→ Short exercise: Return the count of lines that hold the string "Téléphone", with no other words.

→ Records provided:
-- -- --

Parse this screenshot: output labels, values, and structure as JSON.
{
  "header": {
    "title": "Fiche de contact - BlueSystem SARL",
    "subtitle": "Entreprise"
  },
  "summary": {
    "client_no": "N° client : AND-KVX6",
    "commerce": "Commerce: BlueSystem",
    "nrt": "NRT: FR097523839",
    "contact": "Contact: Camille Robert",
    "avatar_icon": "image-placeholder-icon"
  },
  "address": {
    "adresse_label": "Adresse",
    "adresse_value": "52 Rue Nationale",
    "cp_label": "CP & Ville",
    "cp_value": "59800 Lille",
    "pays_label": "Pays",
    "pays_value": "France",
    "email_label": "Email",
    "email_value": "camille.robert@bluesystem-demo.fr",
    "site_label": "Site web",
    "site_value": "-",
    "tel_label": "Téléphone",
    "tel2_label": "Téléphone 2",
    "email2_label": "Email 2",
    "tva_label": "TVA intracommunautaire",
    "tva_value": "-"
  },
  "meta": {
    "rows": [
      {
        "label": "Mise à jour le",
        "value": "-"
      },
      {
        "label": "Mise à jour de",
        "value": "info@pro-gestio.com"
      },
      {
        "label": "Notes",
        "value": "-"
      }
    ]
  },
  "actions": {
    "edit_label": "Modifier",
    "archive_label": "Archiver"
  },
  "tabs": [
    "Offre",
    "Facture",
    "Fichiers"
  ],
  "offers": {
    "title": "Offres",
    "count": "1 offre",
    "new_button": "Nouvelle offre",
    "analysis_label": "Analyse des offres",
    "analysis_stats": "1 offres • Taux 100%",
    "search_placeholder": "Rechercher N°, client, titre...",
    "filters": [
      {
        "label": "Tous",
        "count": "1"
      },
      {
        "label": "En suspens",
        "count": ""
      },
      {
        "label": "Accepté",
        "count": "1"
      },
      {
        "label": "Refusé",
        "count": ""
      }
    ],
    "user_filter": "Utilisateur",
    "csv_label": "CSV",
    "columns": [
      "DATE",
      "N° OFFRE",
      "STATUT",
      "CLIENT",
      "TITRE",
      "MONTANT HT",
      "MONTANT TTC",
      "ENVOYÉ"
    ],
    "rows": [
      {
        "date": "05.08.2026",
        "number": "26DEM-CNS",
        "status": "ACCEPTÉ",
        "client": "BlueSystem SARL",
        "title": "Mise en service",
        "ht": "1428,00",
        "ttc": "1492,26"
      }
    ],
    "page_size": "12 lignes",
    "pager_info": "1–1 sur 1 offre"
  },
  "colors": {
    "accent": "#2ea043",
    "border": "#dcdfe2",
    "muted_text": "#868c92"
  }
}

-- -- --

→ Finished exercise: 2